EXTRACT:
SQL - Using CTE's for DRY Queries

2023-12-24

Recently in a work project, I wanted to ensure that despite moving languages, a colleague would still get the opportunity to develop their technical skills. One area I really value in experienced, seasoned engineers is SQL. Most of us use it, and it saves us re-discovering problems folks have solved since the 70’s and have iterated on for decades.

We had an ambitious timeline and volume of data; with what seemed like some common rules; hey, I think I know something that might work for that… CTE’s!

None of our endpoints did the exact same thing, but if you squinted, you could see common parts. I think it’s likely this would be true of many systems.

Let’s consider that you are in a system, where you can access records, only if they belong to your user.


SELECT * FROM record WHERE created_by = ?

We all know this simplistic SQL “won’t scale”. You might want to add complex pagination or filtering logic to this query, so how, besides manually doing that, in multiple places, can we achieve this?

Enter the CTE’s

CTE’s are a way of writing SQL, so that your “main queries”, can use dependent queries, without resorting to custom engine extensions, or user-defined functions. More than this, they also are able to be used, without re-evaluation, multiple times.

If I were to define a more complex CTE as (MySQL syntax):


WITH
my_records AS (
	SELECT * FROM record WHERE created_by = ?
)
SELECT * FROM my_records
WHERE created_at BETWEEN ? AND ?

Here my specific endpoint, can use the initial query, and only needs to remember to pass the parameters it needs.

If I house the SQL for my CTE within a function, I can ensure I have the arguments I need, using static analysis for inputs.

More complex logic

Now your system iterates. No longer can one user own a record. The companies buying your product want more! Multiple people might have read or write access to specific records, but you still need to search and filter for only records they have access to.

Firstly, we might select teams that our user belongs to. Then because in our fictional model, multiple teams have access to a single document, or record, we'll also query a joining table.


WITH
my_teams AS (
	SELECT team.id AS team_id, team.name AS team_name 
	FROM teams
	JOIN user_team ON user_id = ?
)
records_i_have_access_to AS (
	SELECT
		record.*,
		r_own.id AS table_ownership_id,
		t.*,
		r_own.access AS team_access
	FROM record
	JOIN record_ownership r_own ON r_own.record_id = table.id 
	JOIN my_teams t ON t.team_id = t_own.team_id
)
SELECT * FROM records_i_have_access_to
WHERE access = ?

It’s easy to see from here how you could add more complex access logic, I hope. Perhaps a change might be that a team a single member is responsible for approving edits per-team. Perhaps records need an external approver, so you add more relationships.

Note that the query in these examples, as well as the DDL are contrived. I am unable to share work code or live client datasets.

EXTRACTED MATERIAL:
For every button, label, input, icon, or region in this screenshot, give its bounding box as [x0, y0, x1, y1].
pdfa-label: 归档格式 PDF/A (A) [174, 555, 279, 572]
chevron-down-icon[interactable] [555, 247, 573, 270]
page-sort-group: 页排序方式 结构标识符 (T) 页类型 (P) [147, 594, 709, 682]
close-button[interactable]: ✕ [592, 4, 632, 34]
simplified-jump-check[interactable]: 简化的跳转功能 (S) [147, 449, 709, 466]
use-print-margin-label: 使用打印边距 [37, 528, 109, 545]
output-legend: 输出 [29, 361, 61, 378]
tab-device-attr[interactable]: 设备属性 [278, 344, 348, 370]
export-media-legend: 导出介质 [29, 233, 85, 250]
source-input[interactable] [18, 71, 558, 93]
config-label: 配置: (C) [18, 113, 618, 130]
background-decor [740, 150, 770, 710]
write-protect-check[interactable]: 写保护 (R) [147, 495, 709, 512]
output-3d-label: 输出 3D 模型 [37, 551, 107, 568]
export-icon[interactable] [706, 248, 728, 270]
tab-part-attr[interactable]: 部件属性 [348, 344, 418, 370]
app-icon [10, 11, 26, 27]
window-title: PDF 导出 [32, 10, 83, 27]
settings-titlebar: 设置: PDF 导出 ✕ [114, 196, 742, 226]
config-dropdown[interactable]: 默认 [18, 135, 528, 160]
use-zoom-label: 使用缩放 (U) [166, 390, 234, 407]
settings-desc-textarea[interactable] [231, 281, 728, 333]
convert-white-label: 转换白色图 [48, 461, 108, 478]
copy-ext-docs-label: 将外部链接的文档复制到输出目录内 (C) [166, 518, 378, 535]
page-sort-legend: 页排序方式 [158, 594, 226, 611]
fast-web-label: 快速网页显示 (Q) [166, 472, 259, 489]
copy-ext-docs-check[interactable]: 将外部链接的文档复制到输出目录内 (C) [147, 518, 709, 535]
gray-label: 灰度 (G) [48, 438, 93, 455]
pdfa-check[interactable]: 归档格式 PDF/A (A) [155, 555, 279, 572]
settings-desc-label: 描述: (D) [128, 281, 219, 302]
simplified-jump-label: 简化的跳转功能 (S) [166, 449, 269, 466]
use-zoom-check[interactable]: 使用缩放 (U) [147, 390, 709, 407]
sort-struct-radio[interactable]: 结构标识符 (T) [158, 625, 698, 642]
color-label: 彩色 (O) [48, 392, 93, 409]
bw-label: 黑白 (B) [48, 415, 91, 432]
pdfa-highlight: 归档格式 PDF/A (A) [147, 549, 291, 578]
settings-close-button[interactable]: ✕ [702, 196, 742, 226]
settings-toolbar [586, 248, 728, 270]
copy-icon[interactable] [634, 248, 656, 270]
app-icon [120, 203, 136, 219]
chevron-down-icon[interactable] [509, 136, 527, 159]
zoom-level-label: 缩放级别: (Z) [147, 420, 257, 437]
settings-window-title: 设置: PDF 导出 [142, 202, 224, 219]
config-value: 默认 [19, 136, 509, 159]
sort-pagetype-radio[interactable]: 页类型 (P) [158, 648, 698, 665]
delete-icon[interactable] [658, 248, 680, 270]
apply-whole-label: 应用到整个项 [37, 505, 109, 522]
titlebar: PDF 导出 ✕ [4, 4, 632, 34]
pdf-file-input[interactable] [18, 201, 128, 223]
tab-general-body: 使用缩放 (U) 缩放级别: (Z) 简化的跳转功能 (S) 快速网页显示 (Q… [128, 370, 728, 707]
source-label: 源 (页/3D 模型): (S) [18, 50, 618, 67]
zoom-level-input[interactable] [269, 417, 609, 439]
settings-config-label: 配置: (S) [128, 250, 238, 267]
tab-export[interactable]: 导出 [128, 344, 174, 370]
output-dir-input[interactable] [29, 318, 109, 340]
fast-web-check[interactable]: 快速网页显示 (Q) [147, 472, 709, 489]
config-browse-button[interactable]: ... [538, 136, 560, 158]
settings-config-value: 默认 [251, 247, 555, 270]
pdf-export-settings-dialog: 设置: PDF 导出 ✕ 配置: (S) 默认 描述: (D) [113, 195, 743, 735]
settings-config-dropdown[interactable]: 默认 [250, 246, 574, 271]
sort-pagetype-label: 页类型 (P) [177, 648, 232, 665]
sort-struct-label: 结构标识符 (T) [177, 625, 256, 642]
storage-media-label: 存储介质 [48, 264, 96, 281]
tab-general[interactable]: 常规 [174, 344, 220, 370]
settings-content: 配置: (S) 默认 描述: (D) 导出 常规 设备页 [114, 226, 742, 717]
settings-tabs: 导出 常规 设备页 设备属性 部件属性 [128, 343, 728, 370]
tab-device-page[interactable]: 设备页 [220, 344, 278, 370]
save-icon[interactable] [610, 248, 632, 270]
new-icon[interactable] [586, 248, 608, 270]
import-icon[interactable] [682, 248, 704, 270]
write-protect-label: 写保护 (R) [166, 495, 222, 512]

DIRECTIONS:
(a) Return the stretch of the post on CTEs from "More complex logic" through "user_id = ?", copied word for word.
(b) List every name the post on CTEs gives to a CTE in its WITH clauses.
(c) Write what comes next in the post on CTEs, picking up after its final sentence.
The records are separate material, unrelated to the post on CTEs.

THE REPLIES:
(a)
More complex logic

Now your system iterates. No longer can one user own a record. The companies buying your product want more! Multiple people might have read or write access to specific records, but you still need to search and filter for only records they have access to.

Firstly, we might select teams that our user belongs to. Then because in our fictional model, multiple teams have access to a single document, or record, we'll also query a joining table.


WITH
my_teams AS (
	SELECT team.id AS team_id, team.name AS team_name 
	FROM teams
	JOIN user_team ON user_id = ?

(b)
my_records
my_teams
records_i_have_access_to

(c)
Sidebar: there are few free lunches

One of the difficulties with DRY SQL, is that your ORM framework, may need to be traded for a lower-level querying tool. I would not suggest for a moment that you smash together strings; please note my use of `?` meant to denote a SQL parameter, which you also might recognise as beginning with a \$[0-9]+ syntax

In the project we were working on, SQLAlchemy, sort-of supports CTE’s; so long as you do not fetch results or call execute on a Query object, you can call .cte(‘some-name’) on the query, or call .subquery(‘some-name’); BUT you also sacrifice type safety and occasionally have to carry the mental burden of knowing which columns are available. A Solid naming convention and using functions, with strongly typed params helps us here, but it’s not been without issue.

An example of where this helped recently

Before breaking up for Christmas this year, an internal collaborator (I’m an external collaborator) was looking at a query, literally causing 5XX errors in an API.

By using CTE’s I was able to analyse parts of a 5-table join, to ensure that we had indexes, and I never had to understand, more than a minimal piece of the query at a time.

By working at this for about half-a-day, by the end of the day, I had communicated to them and their team the issue, and some indexes which I’d tested on a similar (scale) database. I was able to communicate both query-plan, and concrete timings for improvements, without harming their system, and confidently execute in their environment.

We’d reduced a query from over an hour, perhaps several (it had not completed since the day prior) to just a few seconds.

The query could now be run by an async, non-request-blocking part of the code.

We not had to rip out the particular SQL engine or perform any costly or complex system migrations to access the performance characteristics we needed yet.

This was in a dataset of hundreds of millions of records.

I Hope this helps. What might you use a CTE for?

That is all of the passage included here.